◆ EXERCISE DESCRIPTION:
Copy each line below that includes "Improve".

◆ RECORDS TO USE:
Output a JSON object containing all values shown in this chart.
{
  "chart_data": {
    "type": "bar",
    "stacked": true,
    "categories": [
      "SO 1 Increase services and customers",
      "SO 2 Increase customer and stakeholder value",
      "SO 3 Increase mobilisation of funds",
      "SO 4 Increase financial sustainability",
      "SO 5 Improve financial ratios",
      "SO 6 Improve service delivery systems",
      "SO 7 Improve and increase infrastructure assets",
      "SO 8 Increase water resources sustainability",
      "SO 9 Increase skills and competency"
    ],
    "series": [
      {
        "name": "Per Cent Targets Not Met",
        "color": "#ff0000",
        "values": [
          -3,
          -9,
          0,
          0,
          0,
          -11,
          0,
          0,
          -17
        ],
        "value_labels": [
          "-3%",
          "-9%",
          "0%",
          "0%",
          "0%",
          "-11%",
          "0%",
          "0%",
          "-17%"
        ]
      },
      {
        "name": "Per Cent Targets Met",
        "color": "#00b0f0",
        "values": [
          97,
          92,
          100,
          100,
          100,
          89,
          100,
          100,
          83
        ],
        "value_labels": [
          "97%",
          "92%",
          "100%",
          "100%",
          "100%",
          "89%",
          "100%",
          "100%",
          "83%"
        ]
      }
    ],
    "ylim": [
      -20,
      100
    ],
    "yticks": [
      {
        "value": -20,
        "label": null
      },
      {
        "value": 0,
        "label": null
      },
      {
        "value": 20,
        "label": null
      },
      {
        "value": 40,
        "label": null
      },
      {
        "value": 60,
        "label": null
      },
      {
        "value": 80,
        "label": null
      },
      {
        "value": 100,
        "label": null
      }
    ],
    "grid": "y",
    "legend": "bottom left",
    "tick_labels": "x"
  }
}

◆ ANSWER TO THE PROBLEM:
      "SO 5 Improve financial ratios",
      "SO 6 Improve service delivery systems",
      "SO 7 Improve and increase infrastructure assets",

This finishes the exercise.